### PROBLEM
Determine the number of lines in the data that include the word "this", and write only that number.

......

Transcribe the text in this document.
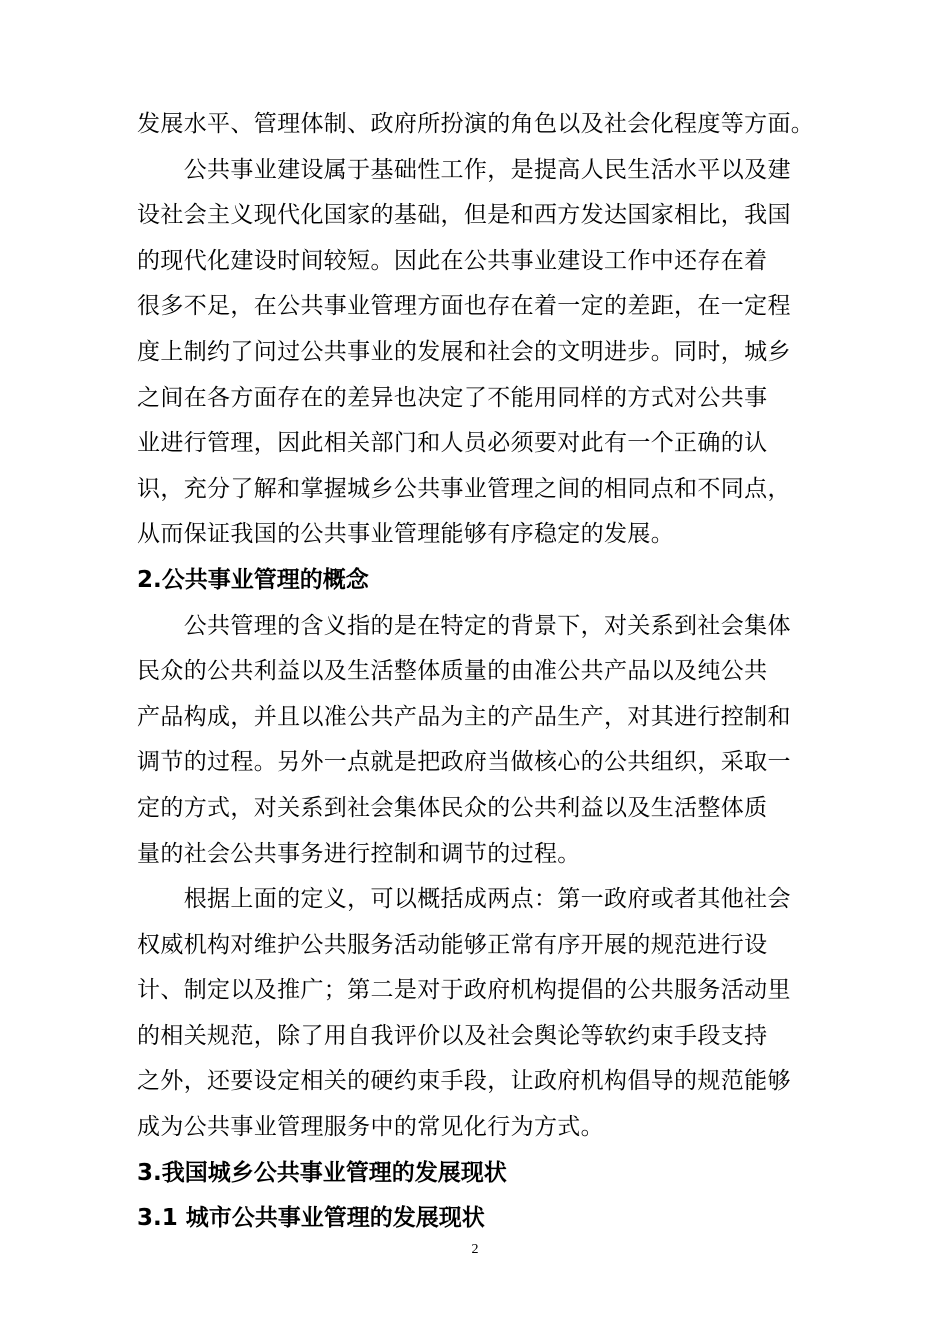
发展水平、管理体制、政府所扮演的角色以及社会化程度等方面。
　　公共事业建设属于基础性工作，是提高人民生活水平以及建
设社会主义现代化国家的基础，但是和西方发达国家相比，我国
的现代化建设时间较短。因此在公共事业建设工作中还存在着
很多不足，在公共事业管理方面也存在着一定的差距，在一定程
度上制约了问过公共事业的发展和社会的文明进步。同时，城乡
之间在各方面存在的差异也决定了不能用同样的方式对公共事
业进行管理，因此相关部门和人员必须要对此有一个正确的认
识，充分了解和掌握城乡公共事业管理之间的相同点和不同点，
从而保证我国的公共事业管理能够有序稳定的发展。
2.公共事业管理的概念
　　公共管理的含义指的是在特定的背景下，对关系到社会集体
民众的公共利益以及生活整体质量的由准公共产品以及纯公共
产品构成，并且以准公共产品为主的产品生产，对其进行控制和
调节的过程。另外一点就是把政府当做核心的公共组织，采取一
定的方式，对关系到社会集体民众的公共利益以及生活整体质
量的社会公共事务进行控制和调节的过程。
　　根据上面的定义，可以概括成两点：第一政府或者其他社会
权威机构对维护公共服务活动能够正常有序开展的规范进行设
计、制定以及推广；第二是对于政府机构提倡的公共服务活动里
的相关规范，除了用自我评价以及社会舆论等软约束手段支持
之外，还要设定相关的硬约束手段，让政府机构倡导的规范能够
成为公共事业管理服务中的常见化行为方式。
3.我国城乡公共事业管理的发展现状
3.1 城市公共事业管理的发展现状
2
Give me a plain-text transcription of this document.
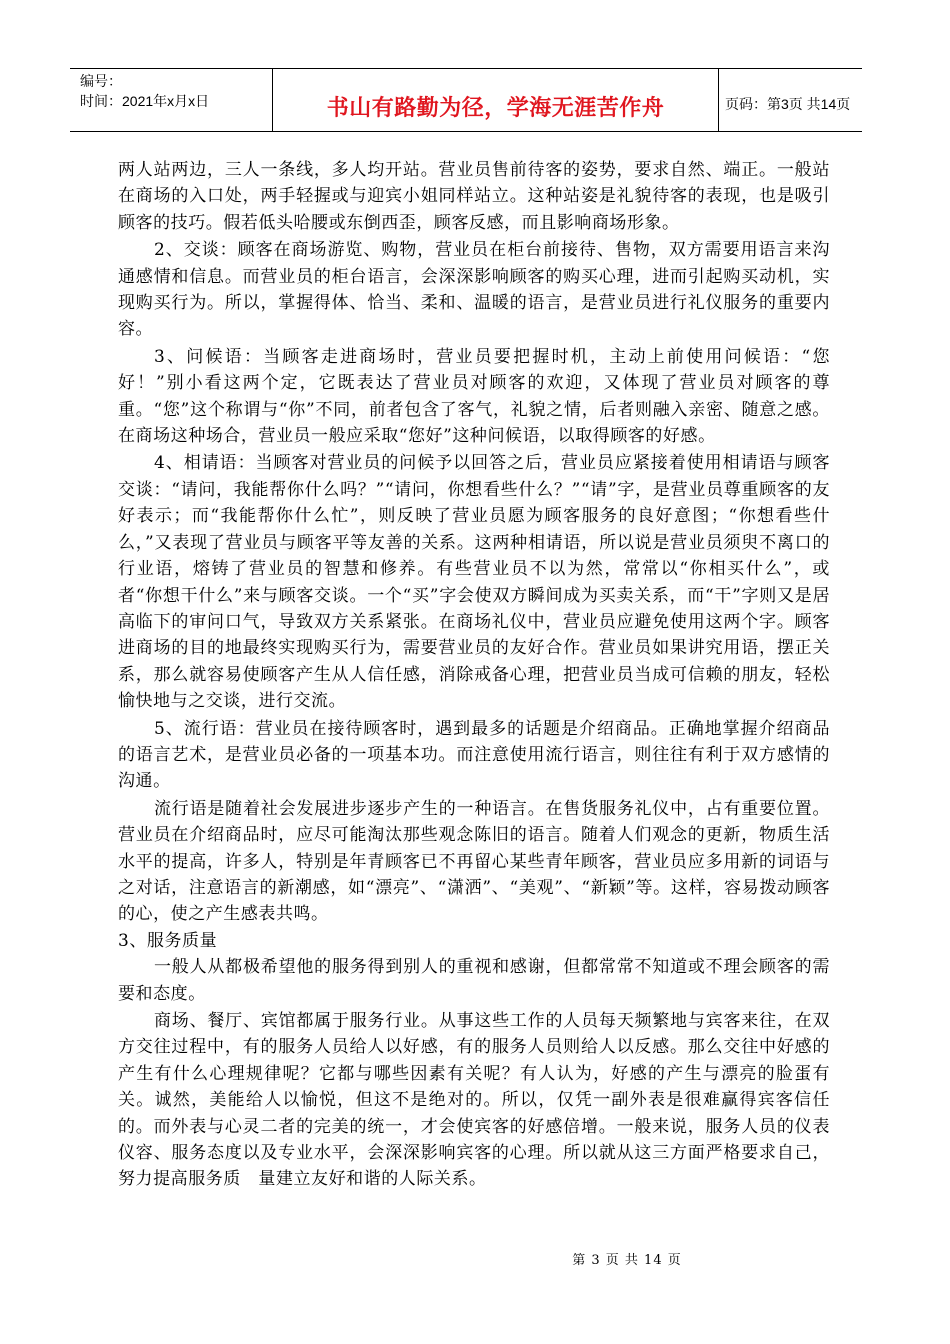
编号：
时间：2021年x月x日	书山有路勤为径，学海无涯苦作舟	页码：第3页 共14页

两人站两边，三人一条线，多人均开站。营业员售前待客的姿势，要求自然、端正。一般站在商场的入口处，两手轻握或与迎宾小姐同样站立。这种站姿是礼貌待客的表现，也是吸引顾客的技巧。假若低头哈腰或东倒西歪，顾客反感，而且影响商场形象。

2、交谈：顾客在商场游览、购物，营业员在柜台前接待、售物，双方需要用语言来沟通感情和信息。而营业员的柜台语言，会深深影响顾客的购买心理，进而引起购买动机，实现购买行为。所以，掌握得体、恰当、柔和、温暖的语言，是营业员进行礼仪服务的重要内容。

3、问候语：当顾客走进商场时，营业员要把握时机，主动上前使用问候语：“您好！”别小看这两个定，它既表达了营业员对顾客的欢迎，又体现了营业员对顾客的尊重。“您”这个称谓与“你”不同，前者包含了客气，礼貌之情，后者则融入亲密、随意之感。在商场这种场合，营业员一般应采取“您好”这种问候语，以取得顾客的好感。

4、相请语：当顾客对营业员的问候予以回答之后，营业员应紧接着使用相请语与顾客交谈：“请问，我能帮你什么吗？”“请问，你想看些什么？”“请”字，是营业员尊重顾客的友好表示；而“我能帮你什么忙”，则反映了营业员愿为顾客服务的良好意图；“你想看些什么，”又表现了营业员与顾客平等友善的关系。这两种相请语，所以说是营业员须臾不离口的行业语，熔铸了营业员的智慧和修养。有些营业员不以为然，常常以“你相买什么”，或者“你想干什么”来与顾客交谈。一个“买”字会使双方瞬间成为买卖关系，而“干”字则又是居高临下的审问口气，导致双方关系紧张。在商场礼仪中，营业员应避免使用这两个字。顾客进商场的目的地最终实现购买行为，需要营业员的友好合作。营业员如果讲究用语，摆正关系，那么就容易使顾客产生从人信任感，消除戒备心理，把营业员当成可信赖的朋友，轻松愉快地与之交谈，进行交流。

5、流行语：营业员在接待顾客时，遇到最多的话题是介绍商品。正确地掌握介绍商品的语言艺术，是营业员必备的一项基本功。而注意使用流行语言，则往往有利于双方感情的沟通。

流行语是随着社会发展进步逐步产生的一种语言。在售货服务礼仪中，占有重要位置。营业员在介绍商品时，应尽可能淘汰那些观念陈旧的语言。随着人们观念的更新，物质生活水平的提高，许多人，特别是年青顾客已不再留心某些青年顾客，营业员应多用新的词语与之对话，注意语言的新潮感，如“漂亮”、“潇洒”、“美观”、“新颖”等。这样，容易拨动顾客的心，使之产生感表共鸣。

3、服务质量

一般人从都极希望他的服务得到别人的重视和感谢，但都常常不知道或不理会顾客的需要和态度。

商场、餐厅、宾馆都属于服务行业。从事这些工作的人员每天频繁地与宾客来往，在双方交往过程中，有的服务人员给人以好感，有的服务人员则给人以反感。那么交往中好感的产生有什么心理规律呢？它都与哪些因素有关呢？有人认为，好感的产生与漂亮的脸蛋有关。诚然，美能给人以愉悦，但这不是绝对的。所以，仅凭一副外表是很难赢得宾客信任的。而外表与心灵二者的完美的统一，才会使宾客的好感倍增。一般来说，服务人员的仪表仪容、服务态度以及专业水平，会深深影响宾客的心理。所以就从这三方面严格要求自己，努力提高服务质　量建立友好和谐的人际关系。

第 3 页 共 14 页
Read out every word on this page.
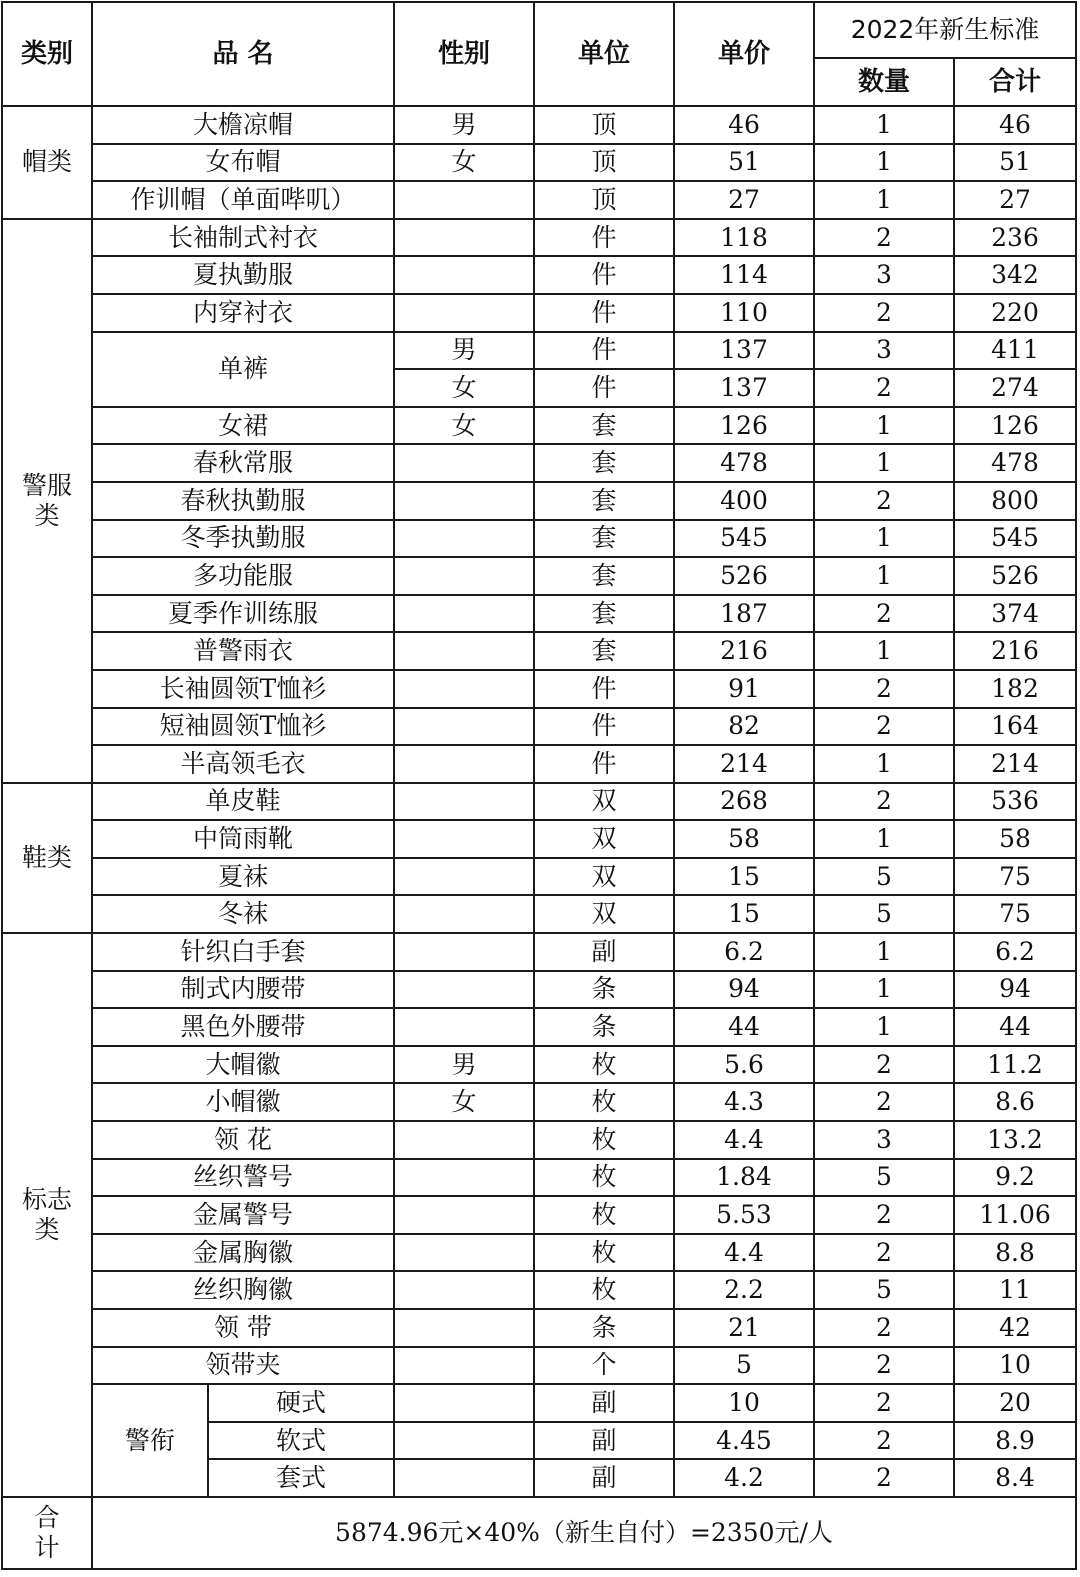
类别	品 名		性别	单位	单价	2022年新生标准	
						数量	合计
帽类	大檐凉帽		男	顶	46	1	46
	女布帽		女	顶	51	1	51
	作训帽（单面哔叽）			顶	27	1	27
警服类	长袖制式衬衣			件	118	2	236
	夏执勤服			件	114	3	342
	内穿衬衣			件	110	2	220
	单裤		男	件	137	3	411
			女	件	137	2	274
	女裙		女	套	126	1	126
	春秋常服			套	478	1	478
	春秋执勤服			套	400	2	800
	冬季执勤服			套	545	1	545
	多功能服			套	526	1	526
	夏季作训练服			套	187	2	374
	普警雨衣			套	216	1	216
	长袖圆领T恤衫			件	91	2	182
	短袖圆领T恤衫			件	82	2	164
	半高领毛衣			件	214	1	214
鞋类	单皮鞋			双	268	2	536
	中筒雨靴			双	58	1	58
	夏袜			双	15	5	75
	冬袜			双	15	5	75
标志类	针织白手套			副	6.2	1	6.2
	制式内腰带			条	94	1	94
	黑色外腰带			条	44	1	44
	大帽徽		男	枚	5.6	2	11.2
	小帽徽		女	枚	4.3	2	8.6
	领 花			枚	4.4	3	13.2
	丝织警号			枚	1.84	5	9.2
	金属警号			枚	5.53	2	11.06
	金属胸徽			枚	4.4	2	8.8
	丝织胸徽			枚	2.2	5	11
	领 带			条	21	2	42
	领带夹			个	5	2	10
	警衔	硬式		副	10	2	20
		软式		副	4.45	2	8.9
		套式		副	4.2	2	8.4
合计	5874.96元×40%（新生自付）=2350元/人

......

### FULL OUTPUT
3